> **Written problem**: Could you output each line of the data that follows exactly?

***** Stored rows *****

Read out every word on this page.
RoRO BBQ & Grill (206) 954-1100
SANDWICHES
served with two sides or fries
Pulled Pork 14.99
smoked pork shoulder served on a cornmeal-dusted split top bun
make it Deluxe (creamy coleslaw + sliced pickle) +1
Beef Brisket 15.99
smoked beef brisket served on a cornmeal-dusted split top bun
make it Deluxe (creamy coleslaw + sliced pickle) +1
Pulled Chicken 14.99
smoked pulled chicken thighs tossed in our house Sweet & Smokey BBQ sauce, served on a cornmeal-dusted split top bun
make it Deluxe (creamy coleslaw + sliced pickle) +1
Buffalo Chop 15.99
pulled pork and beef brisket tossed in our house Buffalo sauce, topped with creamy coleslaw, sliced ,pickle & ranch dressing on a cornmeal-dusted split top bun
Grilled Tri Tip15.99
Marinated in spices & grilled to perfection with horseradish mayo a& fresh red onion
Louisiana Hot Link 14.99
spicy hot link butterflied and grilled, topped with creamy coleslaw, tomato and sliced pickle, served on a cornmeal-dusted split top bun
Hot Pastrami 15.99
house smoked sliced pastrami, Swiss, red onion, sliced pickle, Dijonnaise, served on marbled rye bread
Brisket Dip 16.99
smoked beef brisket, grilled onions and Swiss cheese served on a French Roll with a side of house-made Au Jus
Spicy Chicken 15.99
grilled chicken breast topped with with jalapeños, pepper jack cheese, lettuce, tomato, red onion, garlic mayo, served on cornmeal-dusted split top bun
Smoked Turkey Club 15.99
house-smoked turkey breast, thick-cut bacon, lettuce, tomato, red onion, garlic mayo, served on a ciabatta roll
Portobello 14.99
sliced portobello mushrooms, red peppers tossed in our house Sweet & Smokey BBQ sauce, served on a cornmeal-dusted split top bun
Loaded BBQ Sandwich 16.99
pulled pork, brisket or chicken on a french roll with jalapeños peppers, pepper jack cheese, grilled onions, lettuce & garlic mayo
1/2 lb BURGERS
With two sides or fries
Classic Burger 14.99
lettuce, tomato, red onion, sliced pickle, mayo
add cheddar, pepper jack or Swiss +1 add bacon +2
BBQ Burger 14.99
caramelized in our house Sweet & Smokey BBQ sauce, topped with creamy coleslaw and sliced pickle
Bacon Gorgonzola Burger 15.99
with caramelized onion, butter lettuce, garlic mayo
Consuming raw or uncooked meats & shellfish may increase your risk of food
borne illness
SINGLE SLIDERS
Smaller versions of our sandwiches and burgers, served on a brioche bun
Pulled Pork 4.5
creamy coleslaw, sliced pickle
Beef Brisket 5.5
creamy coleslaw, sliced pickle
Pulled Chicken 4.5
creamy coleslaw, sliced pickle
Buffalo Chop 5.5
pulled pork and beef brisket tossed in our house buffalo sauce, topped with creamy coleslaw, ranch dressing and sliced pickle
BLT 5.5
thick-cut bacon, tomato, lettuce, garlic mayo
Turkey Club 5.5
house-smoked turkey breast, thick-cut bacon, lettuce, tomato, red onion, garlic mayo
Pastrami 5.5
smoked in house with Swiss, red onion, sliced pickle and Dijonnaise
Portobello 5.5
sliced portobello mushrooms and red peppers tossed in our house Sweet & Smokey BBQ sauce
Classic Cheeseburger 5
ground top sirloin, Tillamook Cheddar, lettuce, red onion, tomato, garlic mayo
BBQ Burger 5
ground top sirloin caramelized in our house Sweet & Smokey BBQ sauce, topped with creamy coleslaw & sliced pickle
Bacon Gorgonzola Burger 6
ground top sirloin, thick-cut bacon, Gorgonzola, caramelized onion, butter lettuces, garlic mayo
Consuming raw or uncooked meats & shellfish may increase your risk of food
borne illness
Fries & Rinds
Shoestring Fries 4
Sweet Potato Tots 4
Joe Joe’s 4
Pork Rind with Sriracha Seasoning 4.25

*****

> **Full solution**:
Read out every word on this page.
RoRO BBQ & Grill (206) 954-1100
SANDWICHES
served with two sides or fries
Pulled Pork 14.99
smoked pork shoulder served on a cornmeal-dusted split top bun
make it Deluxe (creamy coleslaw + sliced pickle) +1
Beef Brisket 15.99
smoked beef brisket served on a cornmeal-dusted split top bun
make it Deluxe (creamy coleslaw + sliced pickle) +1
Pulled Chicken 14.99
smoked pulled chicken thighs tossed in our house Sweet & Smokey BBQ sauce, served on a cornmeal-dusted split top bun
make it Deluxe (creamy coleslaw + sliced pickle) +1
Buffalo Chop 15.99
pulled pork and beef brisket tossed in our house Buffalo sauce, topped with creamy coleslaw, sliced ,pickle & ranch dressing on a cornmeal-dusted split top bun
Grilled Tri Tip15.99
Marinated in spices & grilled to perfection with horseradish mayo a& fresh red onion
Louisiana Hot Link 14.99
spicy hot link butterflied and grilled, topped with creamy coleslaw, tomato and sliced pickle, served on a cornmeal-dusted split top bun
Hot Pastrami 15.99
house smoked sliced pastrami, Swiss, red onion, sliced pickle, Dijonnaise, served on marbled rye bread
Brisket Dip 16.99
smoked beef brisket, grilled onions and Swiss cheese served on a French Roll with a side of house-made Au Jus
Spicy Chicken 15.99
grilled chicken breast topped with with jalapeños, pepper jack cheese, lettuce, tomato, red onion, garlic mayo, served on cornmeal-dusted split top bun
Smoked Turkey Club 15.99
house-smoked turkey breast, thick-cut bacon, lettuce, tomato, red onion, garlic mayo, served on a ciabatta roll
Portobello 14.99
sliced portobello mushrooms, red peppers tossed in our house Sweet & Smokey BBQ sauce, served on a cornmeal-dusted split top bun
Loaded BBQ Sandwich 16.99
pulled pork, brisket or chicken on a french roll with jalapeños peppers, pepper jack cheese, grilled onions, lettuce & garlic mayo
1/2 lb BURGERS
With two sides or fries
Classic Burger 14.99
lettuce, tomato, red onion, sliced pickle, mayo
add cheddar, pepper jack or Swiss +1 add bacon +2
BBQ Burger 14.99
caramelized in our house Sweet & Smokey BBQ sauce, topped with creamy coleslaw and sliced pickle
Bacon Gorgonzola Burger 15.99
with caramelized onion, butter lettuce, garlic mayo
Consuming raw or uncooked meats & shellfish may increase your risk of food
borne illness
SINGLE SLIDERS
Smaller versions of our sandwiches and burgers, served on a brioche bun
Pulled Pork 4.5
creamy coleslaw, sliced pickle
Beef Brisket 5.5
creamy coleslaw, sliced pickle
Pulled Chicken 4.5
creamy coleslaw, sliced pickle
Buffalo Chop 5.5
pulled pork and beef brisket tossed in our house buffalo sauce, topped with creamy coleslaw, ranch dressing and sliced pickle
BLT 5.5
thick-cut bacon, tomato, lettuce, garlic mayo
Turkey Club 5.5
house-smoked turkey breast, thick-cut bacon, lettuce, tomato, red onion, garlic mayo
Pastrami 5.5
smoked in house with Swiss, red onion, sliced pickle and Dijonnaise
Portobello 5.5
sliced portobello mushrooms and red peppers tossed in our house Sweet & Smokey BBQ sauce
Classic Cheeseburger 5
ground top sirloin, Tillamook Cheddar, lettuce, red onion, tomato, garlic mayo
BBQ Burger 5
ground top sirloin caramelized in our house Sweet & Smokey BBQ sauce, topped with creamy coleslaw & sliced pickle
Bacon Gorgonzola Burger 6
ground top sirloin, thick-cut bacon, Gorgonzola, caramelized onion, butter lettuces, garlic mayo
Consuming raw or uncooked meats & shellfish may increase your risk of food
borne illness
Fries & Rinds
Shoestring Fries 4
Sweet Potato Tots 4
Joe Joe’s 4
Pork Rind with Sriracha Seasoning 4.25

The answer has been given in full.